> **Data for this exercise**
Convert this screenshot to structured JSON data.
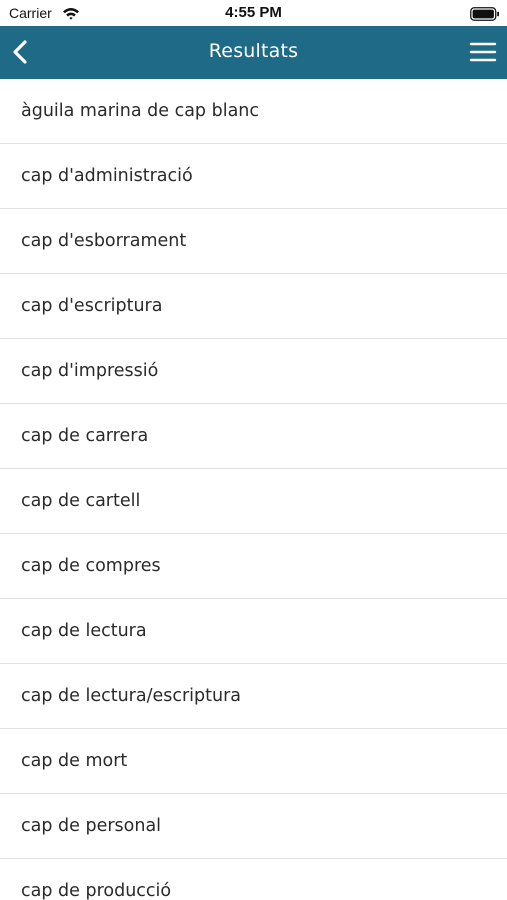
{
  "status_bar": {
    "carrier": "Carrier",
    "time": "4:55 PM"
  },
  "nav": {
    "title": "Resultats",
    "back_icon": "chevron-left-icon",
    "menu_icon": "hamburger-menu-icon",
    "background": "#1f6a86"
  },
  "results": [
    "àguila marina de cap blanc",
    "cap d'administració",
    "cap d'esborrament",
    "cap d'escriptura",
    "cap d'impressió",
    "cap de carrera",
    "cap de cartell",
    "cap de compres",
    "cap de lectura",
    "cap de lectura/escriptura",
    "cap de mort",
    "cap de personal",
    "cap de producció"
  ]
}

==

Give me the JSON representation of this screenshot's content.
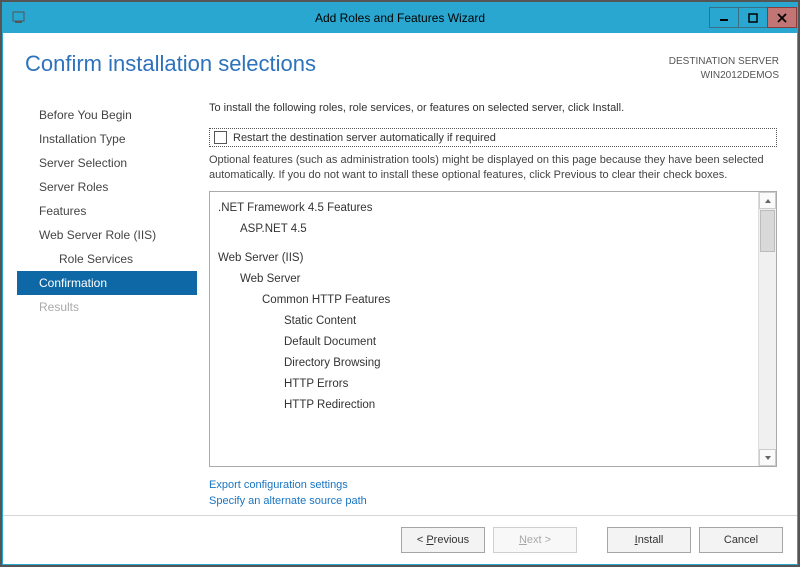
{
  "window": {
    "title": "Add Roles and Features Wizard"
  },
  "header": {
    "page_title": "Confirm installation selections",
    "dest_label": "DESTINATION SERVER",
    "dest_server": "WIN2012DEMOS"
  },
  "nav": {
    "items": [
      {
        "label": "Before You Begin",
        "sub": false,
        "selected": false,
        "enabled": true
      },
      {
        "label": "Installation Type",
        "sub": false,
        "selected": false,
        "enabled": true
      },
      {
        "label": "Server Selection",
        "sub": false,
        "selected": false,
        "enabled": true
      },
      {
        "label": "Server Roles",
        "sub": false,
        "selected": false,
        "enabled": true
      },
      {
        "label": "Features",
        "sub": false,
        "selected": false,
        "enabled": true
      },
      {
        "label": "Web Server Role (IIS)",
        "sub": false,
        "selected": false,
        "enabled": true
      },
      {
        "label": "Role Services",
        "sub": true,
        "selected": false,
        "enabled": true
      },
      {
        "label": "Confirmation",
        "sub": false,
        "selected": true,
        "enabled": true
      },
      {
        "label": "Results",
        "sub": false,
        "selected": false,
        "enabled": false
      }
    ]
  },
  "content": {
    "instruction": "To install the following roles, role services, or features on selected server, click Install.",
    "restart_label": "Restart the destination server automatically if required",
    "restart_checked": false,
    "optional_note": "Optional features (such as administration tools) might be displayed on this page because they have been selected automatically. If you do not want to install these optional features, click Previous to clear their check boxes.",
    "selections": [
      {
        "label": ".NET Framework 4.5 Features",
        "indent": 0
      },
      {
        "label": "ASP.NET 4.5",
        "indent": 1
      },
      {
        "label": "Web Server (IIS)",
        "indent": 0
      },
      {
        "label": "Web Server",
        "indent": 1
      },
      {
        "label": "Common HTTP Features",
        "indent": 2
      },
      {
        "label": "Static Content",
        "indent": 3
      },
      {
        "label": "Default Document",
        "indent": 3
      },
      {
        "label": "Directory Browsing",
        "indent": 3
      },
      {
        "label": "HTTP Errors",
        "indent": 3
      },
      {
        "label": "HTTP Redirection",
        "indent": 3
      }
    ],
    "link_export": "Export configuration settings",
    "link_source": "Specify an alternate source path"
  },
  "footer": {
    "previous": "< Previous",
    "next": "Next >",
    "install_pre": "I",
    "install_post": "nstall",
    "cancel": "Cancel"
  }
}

> **What this task involves**
From the listing, copy every line where the string "screenshot" appears.

> **Task solution**
Convert this screenshot to structured JSON data.
Give me the JSON representation of this screenshot's content.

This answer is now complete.